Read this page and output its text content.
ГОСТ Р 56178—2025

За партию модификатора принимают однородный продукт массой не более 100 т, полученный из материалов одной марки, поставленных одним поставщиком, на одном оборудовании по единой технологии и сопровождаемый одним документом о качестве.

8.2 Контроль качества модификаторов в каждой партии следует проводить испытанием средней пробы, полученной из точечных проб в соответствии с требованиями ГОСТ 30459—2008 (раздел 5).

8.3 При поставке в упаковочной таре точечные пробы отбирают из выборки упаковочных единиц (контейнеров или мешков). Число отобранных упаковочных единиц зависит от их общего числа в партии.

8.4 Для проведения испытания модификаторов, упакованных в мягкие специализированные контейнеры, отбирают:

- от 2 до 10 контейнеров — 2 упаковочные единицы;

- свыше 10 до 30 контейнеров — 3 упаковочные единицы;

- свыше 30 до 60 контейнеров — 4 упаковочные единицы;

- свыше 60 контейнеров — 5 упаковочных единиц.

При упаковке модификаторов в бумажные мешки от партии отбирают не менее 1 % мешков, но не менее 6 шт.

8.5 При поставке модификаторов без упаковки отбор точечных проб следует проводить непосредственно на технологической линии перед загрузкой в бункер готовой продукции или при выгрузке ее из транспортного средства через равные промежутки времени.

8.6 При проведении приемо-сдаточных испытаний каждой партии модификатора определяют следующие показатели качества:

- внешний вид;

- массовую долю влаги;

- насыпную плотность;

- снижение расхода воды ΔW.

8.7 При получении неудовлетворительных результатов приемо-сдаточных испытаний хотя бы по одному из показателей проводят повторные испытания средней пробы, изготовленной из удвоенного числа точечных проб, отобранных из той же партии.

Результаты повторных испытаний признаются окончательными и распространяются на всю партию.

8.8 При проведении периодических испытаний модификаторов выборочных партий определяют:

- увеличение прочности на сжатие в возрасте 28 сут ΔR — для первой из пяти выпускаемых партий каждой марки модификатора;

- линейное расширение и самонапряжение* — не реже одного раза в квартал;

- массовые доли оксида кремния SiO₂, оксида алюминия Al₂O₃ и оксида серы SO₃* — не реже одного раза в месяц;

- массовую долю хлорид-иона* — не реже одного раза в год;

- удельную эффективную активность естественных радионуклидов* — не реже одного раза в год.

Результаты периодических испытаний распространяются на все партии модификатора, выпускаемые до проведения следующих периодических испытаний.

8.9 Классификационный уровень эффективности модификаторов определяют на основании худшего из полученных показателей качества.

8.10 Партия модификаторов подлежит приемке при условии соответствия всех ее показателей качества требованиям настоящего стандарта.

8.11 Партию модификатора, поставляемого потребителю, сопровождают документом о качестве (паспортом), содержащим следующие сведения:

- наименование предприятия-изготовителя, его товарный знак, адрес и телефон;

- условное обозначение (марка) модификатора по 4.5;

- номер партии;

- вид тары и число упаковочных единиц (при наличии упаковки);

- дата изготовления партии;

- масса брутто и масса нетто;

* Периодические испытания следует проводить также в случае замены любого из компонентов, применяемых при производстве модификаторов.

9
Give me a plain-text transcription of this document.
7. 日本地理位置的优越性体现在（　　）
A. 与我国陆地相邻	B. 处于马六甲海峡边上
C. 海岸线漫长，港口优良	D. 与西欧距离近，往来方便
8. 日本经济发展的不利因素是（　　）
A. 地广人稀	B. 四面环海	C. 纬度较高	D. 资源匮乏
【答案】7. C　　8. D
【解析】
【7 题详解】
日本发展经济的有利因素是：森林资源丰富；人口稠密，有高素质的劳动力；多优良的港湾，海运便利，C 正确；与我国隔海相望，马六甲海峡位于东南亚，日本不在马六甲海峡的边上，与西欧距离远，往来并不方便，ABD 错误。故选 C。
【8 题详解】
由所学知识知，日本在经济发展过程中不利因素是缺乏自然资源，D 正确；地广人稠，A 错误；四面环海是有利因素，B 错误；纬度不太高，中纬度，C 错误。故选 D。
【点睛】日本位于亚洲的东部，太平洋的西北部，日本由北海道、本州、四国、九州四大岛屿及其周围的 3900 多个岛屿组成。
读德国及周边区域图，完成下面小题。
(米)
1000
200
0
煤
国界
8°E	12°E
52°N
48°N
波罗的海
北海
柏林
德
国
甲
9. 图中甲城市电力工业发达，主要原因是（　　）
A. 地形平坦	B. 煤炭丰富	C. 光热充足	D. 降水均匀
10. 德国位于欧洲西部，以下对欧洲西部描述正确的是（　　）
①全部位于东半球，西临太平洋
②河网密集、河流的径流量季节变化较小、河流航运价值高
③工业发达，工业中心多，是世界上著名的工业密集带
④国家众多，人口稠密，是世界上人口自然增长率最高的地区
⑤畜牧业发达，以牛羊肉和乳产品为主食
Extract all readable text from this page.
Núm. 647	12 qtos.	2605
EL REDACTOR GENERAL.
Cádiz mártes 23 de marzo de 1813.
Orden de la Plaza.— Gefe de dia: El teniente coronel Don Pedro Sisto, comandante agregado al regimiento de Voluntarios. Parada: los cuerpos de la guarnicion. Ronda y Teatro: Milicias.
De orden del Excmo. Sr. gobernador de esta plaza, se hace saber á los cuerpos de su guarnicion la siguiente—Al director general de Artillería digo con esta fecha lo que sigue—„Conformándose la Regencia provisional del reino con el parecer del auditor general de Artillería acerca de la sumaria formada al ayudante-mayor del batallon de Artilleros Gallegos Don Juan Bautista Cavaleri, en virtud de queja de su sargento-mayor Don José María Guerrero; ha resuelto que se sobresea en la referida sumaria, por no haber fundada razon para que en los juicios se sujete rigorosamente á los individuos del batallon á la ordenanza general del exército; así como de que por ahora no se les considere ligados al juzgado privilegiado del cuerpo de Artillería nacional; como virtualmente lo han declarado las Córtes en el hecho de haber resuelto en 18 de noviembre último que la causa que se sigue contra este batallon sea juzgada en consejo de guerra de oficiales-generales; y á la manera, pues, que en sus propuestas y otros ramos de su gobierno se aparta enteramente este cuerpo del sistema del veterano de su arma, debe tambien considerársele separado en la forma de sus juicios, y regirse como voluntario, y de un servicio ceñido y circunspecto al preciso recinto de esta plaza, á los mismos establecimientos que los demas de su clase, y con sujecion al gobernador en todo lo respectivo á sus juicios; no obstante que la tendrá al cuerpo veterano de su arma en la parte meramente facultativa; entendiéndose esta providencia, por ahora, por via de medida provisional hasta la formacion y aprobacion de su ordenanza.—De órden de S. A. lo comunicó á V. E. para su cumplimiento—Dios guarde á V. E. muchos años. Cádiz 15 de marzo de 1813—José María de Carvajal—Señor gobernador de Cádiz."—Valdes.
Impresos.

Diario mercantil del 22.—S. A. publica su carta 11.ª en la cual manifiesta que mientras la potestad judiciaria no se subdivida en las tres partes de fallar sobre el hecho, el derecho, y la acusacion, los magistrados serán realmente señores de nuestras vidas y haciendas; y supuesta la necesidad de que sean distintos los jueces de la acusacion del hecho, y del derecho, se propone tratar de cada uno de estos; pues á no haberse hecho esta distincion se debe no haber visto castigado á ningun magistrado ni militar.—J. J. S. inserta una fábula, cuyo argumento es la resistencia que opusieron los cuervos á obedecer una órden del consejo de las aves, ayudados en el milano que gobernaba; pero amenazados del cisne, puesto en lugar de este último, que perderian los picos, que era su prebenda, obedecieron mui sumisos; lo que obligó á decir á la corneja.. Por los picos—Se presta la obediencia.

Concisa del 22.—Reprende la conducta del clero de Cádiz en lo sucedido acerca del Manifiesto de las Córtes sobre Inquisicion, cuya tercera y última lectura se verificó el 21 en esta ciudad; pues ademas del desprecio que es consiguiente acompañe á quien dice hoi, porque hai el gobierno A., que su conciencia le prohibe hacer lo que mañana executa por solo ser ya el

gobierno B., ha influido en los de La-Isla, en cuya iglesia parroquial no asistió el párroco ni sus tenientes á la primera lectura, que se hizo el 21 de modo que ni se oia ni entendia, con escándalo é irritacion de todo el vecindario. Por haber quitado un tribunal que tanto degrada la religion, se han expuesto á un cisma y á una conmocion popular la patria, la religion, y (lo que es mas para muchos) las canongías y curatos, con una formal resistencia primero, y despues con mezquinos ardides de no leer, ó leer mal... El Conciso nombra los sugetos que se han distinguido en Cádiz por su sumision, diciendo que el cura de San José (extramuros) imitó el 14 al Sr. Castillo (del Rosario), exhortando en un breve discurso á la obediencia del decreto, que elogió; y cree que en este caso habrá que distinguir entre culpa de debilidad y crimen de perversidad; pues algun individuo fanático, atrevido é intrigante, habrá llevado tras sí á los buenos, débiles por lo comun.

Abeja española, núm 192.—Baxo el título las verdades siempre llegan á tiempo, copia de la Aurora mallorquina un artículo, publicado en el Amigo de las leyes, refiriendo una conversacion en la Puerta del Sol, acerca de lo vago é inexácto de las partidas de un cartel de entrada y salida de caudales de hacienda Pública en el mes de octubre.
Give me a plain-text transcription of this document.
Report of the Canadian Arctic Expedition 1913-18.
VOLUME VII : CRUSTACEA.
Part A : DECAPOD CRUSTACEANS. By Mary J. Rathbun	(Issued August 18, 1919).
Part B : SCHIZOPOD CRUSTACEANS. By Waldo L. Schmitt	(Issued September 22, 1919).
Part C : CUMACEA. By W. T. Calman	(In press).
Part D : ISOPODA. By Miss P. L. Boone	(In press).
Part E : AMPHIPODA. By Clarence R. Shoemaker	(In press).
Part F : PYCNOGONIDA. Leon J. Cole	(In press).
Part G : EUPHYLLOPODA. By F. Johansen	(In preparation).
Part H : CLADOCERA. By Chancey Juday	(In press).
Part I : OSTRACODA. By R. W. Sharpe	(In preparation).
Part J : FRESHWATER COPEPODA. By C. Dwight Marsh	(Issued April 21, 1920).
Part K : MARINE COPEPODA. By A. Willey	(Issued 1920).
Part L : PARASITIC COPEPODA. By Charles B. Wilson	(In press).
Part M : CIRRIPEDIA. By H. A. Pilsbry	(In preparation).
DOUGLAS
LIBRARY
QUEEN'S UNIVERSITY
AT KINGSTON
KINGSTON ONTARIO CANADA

══════════════════════════════

* THE PROBLEM
Sift the material for lines with the string "одного". Copy each one found.

* ANSWER TO THIS TASK
- линейное расширение и самонапряжение* — не реже одного раза в квартал;
- массовые доли оксида кремния SiO₂, оксида алюминия Al₂O₃ и оксида серы SO₃* — не реже одного раза в месяц;
- массовую долю хлорид-иона* — не реже одного раза в год;
- удельную эффективную активность естественных радионуклидов* — не реже одного раза в год.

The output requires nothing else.